(Data records)
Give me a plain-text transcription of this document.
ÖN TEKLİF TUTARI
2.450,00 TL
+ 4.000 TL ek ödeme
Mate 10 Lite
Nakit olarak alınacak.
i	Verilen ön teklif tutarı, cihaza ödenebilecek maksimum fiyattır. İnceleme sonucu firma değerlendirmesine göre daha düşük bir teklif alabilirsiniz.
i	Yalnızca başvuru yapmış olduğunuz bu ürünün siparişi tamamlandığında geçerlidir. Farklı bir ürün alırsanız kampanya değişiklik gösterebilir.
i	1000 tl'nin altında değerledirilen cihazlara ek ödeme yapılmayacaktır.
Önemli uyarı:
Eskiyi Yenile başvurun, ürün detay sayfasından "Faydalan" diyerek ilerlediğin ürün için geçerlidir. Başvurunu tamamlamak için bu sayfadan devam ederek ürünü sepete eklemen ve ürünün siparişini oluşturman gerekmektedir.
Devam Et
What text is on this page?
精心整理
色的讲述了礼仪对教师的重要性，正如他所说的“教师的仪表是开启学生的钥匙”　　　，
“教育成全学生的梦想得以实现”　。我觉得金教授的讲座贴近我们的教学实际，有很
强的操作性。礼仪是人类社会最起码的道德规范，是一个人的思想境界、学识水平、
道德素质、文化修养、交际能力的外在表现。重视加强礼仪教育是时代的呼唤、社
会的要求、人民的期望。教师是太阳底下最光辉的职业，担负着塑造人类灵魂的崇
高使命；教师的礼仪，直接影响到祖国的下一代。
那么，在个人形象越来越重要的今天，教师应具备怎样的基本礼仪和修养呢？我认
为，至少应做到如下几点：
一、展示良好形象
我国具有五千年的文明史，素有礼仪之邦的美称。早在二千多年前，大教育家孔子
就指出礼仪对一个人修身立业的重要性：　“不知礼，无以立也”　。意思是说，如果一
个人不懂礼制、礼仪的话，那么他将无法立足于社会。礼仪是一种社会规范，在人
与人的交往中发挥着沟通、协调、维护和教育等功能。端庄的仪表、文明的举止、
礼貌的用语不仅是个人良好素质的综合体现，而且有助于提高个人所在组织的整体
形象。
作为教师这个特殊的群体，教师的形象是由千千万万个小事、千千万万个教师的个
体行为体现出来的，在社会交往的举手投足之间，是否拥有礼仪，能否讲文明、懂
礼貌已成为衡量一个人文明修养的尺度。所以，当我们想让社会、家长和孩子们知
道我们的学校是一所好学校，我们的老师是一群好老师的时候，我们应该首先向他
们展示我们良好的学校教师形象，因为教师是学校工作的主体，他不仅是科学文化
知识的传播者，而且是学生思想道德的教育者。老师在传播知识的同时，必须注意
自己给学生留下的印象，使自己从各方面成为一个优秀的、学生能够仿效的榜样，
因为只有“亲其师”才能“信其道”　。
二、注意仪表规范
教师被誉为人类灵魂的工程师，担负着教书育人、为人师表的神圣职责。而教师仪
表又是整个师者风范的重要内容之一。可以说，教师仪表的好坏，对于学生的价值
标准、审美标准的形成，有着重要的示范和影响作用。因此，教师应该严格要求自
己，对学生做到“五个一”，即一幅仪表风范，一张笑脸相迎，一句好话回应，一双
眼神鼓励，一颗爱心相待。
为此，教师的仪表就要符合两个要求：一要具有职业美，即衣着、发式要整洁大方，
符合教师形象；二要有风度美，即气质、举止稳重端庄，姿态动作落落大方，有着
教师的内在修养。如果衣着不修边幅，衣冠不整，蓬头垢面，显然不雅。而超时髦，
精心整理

Exercise instructions:
All lines from the one with "What text is on this page?" through the final line above are to be quoted exactly; quote no other line.

Problem solution:
What text is on this page?
精心整理
色的讲述了礼仪对教师的重要性，正如他所说的“教师的仪表是开启学生的钥匙”　　　，
“教育成全学生的梦想得以实现”　。我觉得金教授的讲座贴近我们的教学实际，有很
强的操作性。礼仪是人类社会最起码的道德规范，是一个人的思想境界、学识水平、
道德素质、文化修养、交际能力的外在表现。重视加强礼仪教育是时代的呼唤、社
会的要求、人民的期望。教师是太阳底下最光辉的职业，担负着塑造人类灵魂的崇
高使命；教师的礼仪，直接影响到祖国的下一代。
那么，在个人形象越来越重要的今天，教师应具备怎样的基本礼仪和修养呢？我认
为，至少应做到如下几点：
一、展示良好形象
我国具有五千年的文明史，素有礼仪之邦的美称。早在二千多年前，大教育家孔子
就指出礼仪对一个人修身立业的重要性：　“不知礼，无以立也”　。意思是说，如果一
个人不懂礼制、礼仪的话，那么他将无法立足于社会。礼仪是一种社会规范，在人
与人的交往中发挥着沟通、协调、维护和教育等功能。端庄的仪表、文明的举止、
礼貌的用语不仅是个人良好素质的综合体现，而且有助于提高个人所在组织的整体
形象。
作为教师这个特殊的群体，教师的形象是由千千万万个小事、千千万万个教师的个
体行为体现出来的，在社会交往的举手投足之间，是否拥有礼仪，能否讲文明、懂
礼貌已成为衡量一个人文明修养的尺度。所以，当我们想让社会、家长和孩子们知
道我们的学校是一所好学校，我们的老师是一群好老师的时候，我们应该首先向他
们展示我们良好的学校教师形象，因为教师是学校工作的主体，他不仅是科学文化
知识的传播者，而且是学生思想道德的教育者。老师在传播知识的同时，必须注意
自己给学生留下的印象，使自己从各方面成为一个优秀的、学生能够仿效的榜样，
因为只有“亲其师”才能“信其道”　。
二、注意仪表规范
教师被誉为人类灵魂的工程师，担负着教书育人、为人师表的神圣职责。而教师仪
表又是整个师者风范的重要内容之一。可以说，教师仪表的好坏，对于学生的价值
标准、审美标准的形成，有着重要的示范和影响作用。因此，教师应该严格要求自
己，对学生做到“五个一”，即一幅仪表风范，一张笑脸相迎，一句好话回应，一双
眼神鼓励，一颗爱心相待。
为此，教师的仪表就要符合两个要求：一要具有职业美，即衣着、发式要整洁大方，
符合教师形象；二要有风度美，即气质、举止稳重端庄，姿态动作落落大方，有着
教师的内在修养。如果衣着不修边幅，衣冠不整，蓬头垢面，显然不雅。而超时髦，
精心整理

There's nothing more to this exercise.